SET EXERCISE:
Reproduce each line bearing the word "Buscar".
BEGIN TASK INPUTS
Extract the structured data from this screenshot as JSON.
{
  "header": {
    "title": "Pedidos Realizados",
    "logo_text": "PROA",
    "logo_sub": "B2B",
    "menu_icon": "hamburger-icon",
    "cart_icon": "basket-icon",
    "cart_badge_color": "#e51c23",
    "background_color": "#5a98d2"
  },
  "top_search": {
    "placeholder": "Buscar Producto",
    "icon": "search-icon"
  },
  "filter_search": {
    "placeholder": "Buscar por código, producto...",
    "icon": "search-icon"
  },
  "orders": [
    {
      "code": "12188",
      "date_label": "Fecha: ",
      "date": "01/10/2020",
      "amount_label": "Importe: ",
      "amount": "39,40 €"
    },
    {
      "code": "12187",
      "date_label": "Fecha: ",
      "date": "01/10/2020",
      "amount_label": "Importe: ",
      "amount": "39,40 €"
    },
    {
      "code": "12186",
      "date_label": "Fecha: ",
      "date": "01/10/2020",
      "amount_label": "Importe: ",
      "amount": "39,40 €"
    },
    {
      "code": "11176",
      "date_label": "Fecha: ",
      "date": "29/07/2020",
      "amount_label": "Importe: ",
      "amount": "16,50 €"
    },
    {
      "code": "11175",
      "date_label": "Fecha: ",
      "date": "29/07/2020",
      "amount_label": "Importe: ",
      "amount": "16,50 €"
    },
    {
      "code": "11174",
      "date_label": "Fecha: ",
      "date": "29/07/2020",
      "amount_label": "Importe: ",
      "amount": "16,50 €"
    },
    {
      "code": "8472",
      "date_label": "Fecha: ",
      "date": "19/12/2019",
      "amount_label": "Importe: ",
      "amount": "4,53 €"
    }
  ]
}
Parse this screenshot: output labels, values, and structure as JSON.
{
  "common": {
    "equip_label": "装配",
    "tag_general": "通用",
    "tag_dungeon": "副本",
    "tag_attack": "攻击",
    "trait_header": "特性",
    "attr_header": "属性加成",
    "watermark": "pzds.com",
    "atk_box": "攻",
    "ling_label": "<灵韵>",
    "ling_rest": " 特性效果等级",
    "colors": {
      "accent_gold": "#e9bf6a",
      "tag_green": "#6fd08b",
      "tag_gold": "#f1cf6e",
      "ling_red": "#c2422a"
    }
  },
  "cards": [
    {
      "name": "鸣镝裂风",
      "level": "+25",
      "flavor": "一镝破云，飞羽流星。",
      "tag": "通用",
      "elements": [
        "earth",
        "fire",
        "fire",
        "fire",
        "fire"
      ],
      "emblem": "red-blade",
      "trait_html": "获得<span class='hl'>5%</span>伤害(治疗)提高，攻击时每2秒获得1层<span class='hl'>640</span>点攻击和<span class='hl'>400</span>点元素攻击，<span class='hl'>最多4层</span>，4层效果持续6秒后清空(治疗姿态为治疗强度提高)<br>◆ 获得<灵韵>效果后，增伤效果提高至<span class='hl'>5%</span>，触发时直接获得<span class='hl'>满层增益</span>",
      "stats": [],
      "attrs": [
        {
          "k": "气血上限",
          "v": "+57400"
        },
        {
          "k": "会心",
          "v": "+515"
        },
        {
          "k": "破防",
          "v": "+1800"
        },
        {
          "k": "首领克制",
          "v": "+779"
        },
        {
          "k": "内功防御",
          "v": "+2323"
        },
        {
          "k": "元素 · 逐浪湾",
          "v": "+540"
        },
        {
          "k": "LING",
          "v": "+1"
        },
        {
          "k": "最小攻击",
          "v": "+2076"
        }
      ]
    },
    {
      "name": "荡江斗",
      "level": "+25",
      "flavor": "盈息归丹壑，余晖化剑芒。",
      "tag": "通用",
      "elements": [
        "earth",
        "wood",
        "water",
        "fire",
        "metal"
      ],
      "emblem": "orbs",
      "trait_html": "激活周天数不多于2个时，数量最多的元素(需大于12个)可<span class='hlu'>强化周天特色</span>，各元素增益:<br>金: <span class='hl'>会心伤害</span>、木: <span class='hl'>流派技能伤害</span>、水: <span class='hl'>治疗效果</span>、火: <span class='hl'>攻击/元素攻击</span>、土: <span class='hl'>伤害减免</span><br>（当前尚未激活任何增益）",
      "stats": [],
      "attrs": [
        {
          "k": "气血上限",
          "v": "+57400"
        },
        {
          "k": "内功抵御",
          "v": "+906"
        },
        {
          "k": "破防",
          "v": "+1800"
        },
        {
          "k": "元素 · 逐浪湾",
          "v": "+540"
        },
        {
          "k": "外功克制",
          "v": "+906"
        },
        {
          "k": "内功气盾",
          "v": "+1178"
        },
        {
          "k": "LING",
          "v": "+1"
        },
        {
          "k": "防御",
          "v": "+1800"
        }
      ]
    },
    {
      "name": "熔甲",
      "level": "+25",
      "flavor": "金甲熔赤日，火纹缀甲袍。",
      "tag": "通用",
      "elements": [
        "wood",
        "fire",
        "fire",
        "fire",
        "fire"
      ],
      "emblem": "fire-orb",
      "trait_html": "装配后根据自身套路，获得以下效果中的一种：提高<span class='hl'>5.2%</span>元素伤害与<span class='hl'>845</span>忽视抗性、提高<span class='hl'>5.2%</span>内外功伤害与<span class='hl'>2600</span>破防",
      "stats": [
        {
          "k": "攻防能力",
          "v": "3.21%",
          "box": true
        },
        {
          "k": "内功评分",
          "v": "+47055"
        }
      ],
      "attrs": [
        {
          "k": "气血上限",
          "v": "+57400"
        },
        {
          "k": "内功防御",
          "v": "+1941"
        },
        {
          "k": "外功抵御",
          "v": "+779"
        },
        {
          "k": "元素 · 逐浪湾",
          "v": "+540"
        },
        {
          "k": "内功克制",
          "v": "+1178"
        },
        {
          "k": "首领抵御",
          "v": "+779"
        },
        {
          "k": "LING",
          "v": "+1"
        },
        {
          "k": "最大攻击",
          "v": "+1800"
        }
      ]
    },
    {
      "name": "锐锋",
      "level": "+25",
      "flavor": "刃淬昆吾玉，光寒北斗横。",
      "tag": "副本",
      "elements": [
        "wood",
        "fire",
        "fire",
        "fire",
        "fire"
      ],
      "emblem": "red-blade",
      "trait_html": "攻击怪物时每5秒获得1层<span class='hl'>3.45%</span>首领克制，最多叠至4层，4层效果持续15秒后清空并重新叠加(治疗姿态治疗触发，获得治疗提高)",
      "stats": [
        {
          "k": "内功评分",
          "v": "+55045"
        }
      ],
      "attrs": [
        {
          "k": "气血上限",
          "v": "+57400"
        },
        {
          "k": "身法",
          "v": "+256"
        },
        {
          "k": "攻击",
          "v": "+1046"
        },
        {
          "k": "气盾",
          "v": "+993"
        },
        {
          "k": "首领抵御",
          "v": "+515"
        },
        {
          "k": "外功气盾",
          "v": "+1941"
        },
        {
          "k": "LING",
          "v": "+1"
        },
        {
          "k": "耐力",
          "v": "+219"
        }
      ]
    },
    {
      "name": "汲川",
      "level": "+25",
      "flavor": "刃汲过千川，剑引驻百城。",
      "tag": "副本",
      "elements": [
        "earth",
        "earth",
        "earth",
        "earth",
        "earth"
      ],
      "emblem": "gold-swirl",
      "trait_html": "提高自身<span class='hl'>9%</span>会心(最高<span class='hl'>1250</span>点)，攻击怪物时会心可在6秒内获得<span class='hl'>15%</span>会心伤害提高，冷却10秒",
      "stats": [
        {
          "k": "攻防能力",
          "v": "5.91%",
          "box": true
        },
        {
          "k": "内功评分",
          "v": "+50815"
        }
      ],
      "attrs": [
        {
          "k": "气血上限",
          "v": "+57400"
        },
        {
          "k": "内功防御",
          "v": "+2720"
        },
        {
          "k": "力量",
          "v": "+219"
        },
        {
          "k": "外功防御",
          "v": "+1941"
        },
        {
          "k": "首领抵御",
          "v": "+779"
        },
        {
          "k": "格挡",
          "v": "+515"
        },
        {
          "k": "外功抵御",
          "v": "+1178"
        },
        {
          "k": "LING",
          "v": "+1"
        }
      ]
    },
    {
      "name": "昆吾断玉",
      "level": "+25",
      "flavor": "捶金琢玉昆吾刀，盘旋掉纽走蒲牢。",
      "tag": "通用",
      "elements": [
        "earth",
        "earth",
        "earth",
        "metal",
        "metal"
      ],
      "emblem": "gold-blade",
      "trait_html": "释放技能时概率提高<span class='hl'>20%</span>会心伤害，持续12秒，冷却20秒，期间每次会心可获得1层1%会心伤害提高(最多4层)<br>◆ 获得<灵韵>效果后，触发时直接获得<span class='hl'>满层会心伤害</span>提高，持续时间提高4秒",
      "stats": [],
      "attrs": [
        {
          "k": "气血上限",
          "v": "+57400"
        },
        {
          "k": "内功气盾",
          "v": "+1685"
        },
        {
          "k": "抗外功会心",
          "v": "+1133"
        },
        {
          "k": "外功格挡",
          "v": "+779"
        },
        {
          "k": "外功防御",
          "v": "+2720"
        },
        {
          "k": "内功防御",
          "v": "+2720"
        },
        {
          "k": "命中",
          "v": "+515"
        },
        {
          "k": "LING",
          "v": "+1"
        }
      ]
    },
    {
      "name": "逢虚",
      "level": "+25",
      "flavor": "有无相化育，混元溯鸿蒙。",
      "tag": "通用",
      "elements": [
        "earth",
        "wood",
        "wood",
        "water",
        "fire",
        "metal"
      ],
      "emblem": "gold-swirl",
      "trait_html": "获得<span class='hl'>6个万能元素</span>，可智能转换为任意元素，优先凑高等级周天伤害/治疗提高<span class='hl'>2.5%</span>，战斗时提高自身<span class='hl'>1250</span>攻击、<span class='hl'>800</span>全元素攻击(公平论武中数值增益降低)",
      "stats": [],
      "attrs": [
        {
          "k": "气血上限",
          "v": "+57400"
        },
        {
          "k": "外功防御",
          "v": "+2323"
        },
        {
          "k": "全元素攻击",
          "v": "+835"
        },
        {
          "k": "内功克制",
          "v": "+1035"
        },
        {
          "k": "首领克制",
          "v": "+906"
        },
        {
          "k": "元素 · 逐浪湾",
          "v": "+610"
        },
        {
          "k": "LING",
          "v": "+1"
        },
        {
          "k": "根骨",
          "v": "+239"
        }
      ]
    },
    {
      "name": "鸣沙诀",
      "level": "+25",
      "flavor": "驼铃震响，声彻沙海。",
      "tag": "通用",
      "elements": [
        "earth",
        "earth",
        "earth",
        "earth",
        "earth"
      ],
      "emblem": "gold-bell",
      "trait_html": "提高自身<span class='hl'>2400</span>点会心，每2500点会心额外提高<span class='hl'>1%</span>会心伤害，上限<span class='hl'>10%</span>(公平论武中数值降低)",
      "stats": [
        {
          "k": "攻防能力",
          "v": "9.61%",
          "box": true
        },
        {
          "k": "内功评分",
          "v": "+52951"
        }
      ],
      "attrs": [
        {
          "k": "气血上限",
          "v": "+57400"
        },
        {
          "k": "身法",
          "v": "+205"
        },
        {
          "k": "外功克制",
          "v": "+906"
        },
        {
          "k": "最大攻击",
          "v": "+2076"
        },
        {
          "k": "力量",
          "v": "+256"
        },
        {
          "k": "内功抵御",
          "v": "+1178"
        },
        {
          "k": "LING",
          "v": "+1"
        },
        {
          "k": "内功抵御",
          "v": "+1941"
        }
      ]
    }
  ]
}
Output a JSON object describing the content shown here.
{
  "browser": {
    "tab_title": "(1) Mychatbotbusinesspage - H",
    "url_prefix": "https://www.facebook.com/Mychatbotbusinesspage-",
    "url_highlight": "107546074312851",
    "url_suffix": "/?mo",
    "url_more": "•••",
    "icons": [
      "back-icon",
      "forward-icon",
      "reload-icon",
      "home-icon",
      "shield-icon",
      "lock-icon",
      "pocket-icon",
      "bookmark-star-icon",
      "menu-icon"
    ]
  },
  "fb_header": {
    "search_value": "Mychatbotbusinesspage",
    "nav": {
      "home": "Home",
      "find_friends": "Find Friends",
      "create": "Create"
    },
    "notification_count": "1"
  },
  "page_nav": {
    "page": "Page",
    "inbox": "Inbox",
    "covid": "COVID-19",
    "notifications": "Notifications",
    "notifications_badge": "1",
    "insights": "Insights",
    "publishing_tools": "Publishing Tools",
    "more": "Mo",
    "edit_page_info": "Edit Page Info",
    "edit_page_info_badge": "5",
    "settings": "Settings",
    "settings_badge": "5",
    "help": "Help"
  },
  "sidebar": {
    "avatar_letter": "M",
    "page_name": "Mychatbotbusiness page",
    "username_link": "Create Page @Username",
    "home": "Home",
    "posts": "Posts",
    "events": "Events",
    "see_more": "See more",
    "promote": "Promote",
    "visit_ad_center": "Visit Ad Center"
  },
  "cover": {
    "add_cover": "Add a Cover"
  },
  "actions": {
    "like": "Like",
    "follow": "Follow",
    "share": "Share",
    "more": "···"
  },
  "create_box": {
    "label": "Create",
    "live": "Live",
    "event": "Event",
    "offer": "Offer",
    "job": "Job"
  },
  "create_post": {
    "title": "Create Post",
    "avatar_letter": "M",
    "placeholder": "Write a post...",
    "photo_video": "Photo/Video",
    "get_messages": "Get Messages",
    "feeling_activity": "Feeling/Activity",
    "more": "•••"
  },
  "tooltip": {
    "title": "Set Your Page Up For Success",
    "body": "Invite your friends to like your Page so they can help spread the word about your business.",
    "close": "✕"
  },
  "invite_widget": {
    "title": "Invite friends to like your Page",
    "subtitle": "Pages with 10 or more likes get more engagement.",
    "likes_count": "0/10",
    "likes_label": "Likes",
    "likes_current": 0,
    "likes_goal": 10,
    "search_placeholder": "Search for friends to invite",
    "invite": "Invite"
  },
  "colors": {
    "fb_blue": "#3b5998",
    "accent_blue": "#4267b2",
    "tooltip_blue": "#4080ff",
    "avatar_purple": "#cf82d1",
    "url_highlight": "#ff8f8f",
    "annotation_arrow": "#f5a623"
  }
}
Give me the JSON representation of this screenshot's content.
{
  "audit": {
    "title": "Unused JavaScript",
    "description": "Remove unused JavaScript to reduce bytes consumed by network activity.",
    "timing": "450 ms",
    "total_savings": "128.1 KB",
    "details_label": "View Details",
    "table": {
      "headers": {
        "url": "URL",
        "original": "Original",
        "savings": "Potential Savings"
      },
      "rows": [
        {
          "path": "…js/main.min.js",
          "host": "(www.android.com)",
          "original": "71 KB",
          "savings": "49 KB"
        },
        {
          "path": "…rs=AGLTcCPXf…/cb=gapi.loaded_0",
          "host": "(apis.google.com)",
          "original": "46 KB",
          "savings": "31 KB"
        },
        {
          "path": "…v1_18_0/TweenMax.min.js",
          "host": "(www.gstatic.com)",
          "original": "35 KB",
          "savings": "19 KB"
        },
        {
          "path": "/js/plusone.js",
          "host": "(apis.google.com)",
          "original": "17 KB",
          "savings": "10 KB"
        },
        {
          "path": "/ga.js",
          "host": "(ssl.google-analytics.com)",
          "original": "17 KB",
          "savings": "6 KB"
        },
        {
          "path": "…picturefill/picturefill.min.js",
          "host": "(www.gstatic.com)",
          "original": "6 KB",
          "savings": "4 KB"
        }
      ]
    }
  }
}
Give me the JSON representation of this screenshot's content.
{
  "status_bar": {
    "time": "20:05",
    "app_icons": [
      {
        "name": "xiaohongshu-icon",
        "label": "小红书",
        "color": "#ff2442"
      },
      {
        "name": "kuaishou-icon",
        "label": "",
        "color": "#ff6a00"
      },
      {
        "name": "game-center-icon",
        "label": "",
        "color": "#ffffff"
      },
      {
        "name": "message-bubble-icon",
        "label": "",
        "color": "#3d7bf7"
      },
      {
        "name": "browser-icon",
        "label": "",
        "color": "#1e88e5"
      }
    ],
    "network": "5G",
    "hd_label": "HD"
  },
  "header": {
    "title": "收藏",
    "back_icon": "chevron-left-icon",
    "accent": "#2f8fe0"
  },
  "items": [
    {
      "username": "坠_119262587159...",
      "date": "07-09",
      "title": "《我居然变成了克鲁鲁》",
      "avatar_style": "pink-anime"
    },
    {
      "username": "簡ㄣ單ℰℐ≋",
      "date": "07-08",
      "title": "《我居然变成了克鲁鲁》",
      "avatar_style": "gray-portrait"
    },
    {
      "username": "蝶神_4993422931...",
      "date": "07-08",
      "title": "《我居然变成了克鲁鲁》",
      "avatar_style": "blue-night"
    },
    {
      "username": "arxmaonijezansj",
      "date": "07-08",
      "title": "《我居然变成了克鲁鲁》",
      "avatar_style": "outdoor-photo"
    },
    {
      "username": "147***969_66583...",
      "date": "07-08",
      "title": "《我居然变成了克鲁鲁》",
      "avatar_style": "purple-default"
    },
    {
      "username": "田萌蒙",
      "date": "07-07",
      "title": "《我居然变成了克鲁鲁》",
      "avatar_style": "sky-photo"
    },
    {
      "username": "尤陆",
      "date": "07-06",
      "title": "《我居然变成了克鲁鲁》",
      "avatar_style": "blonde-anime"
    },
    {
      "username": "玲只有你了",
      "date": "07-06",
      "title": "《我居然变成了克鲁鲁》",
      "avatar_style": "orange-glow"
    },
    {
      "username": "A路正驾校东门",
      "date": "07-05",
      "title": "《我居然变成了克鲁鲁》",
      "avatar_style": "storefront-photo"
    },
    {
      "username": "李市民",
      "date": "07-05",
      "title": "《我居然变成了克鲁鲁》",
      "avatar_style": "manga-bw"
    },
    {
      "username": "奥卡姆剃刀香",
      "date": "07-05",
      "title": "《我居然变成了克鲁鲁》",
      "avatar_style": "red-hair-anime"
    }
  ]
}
END TASK INPUTS
SOLUTION TO THE EXERCISE:
    "placeholder": "Buscar Producto",
    "placeholder": "Buscar por código, producto...",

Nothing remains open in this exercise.